YOUR INSTRUCTIONS: Check each line of the material below for "Takım", then copy the ones that contain it.

----- ENTRIES

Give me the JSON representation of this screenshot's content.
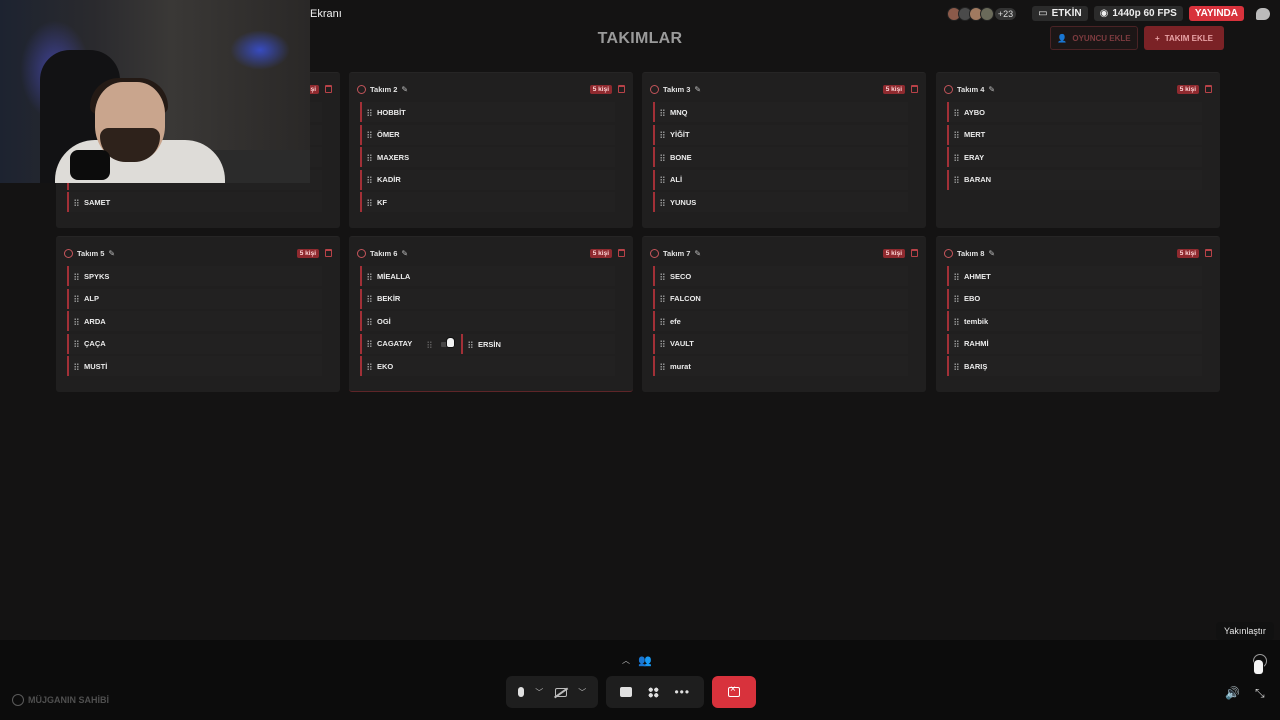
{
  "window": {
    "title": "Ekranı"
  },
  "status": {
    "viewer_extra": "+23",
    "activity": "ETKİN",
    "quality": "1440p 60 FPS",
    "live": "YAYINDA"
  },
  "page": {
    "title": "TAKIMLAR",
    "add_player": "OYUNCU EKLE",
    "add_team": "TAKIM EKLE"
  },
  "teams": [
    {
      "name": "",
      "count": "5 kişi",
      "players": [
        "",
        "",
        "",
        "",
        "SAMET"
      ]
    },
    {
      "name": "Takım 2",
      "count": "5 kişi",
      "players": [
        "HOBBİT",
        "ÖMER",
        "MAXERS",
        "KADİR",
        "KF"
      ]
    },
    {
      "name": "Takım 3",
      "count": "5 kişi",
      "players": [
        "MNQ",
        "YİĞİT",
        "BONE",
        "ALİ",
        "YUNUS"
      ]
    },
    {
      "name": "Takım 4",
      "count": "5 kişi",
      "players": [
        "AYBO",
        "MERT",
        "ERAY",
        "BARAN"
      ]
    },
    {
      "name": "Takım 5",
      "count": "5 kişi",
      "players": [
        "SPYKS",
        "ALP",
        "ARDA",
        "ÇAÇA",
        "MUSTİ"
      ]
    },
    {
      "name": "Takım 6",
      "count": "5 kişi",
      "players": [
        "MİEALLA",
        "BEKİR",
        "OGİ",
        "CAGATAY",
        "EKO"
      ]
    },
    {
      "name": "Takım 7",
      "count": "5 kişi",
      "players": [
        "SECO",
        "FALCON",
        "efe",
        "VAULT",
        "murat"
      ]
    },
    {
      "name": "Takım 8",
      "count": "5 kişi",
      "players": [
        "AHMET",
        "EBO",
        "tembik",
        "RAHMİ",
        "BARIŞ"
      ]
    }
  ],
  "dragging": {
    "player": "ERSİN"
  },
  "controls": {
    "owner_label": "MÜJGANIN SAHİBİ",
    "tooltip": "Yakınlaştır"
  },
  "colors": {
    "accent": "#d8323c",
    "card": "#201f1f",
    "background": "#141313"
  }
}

----------
----- ENTRIES

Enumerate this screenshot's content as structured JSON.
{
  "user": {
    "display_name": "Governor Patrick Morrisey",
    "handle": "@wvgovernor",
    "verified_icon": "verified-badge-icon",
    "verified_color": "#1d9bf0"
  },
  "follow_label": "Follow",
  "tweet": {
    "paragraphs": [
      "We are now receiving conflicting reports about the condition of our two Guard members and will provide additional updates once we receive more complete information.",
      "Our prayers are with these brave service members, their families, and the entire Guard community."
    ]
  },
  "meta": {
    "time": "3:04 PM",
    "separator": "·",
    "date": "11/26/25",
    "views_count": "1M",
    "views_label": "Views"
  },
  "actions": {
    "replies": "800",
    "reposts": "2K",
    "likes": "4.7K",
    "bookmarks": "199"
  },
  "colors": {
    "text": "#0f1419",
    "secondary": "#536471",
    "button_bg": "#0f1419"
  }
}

----------
----- ENTRIES

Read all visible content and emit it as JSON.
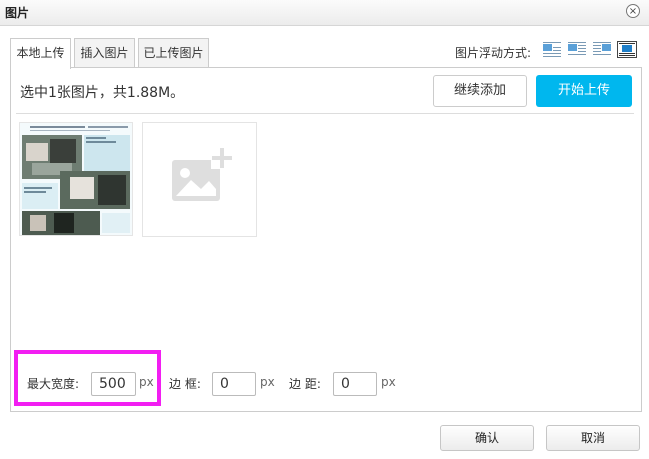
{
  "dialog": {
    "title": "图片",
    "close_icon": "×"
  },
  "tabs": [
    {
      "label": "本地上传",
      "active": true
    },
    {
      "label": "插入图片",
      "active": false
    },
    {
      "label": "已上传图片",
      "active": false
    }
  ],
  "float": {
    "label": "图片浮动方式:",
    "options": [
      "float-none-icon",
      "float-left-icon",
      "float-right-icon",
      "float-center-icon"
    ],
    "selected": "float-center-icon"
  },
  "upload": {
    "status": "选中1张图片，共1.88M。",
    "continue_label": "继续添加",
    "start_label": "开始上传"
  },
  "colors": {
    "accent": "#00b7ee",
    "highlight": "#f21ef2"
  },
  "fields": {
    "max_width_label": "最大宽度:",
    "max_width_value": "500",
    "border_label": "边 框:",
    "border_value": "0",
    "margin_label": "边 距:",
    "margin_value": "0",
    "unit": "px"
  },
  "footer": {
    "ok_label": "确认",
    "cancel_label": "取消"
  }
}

----------

SOLUTION TO THIS TASK:
      "name": "Takım 2",
      "name": "Takım 3",
      "name": "Takım 4",
      "name": "Takım 5",
      "name": "Takım 6",
      "name": "Takım 7",
      "name": "Takım 8",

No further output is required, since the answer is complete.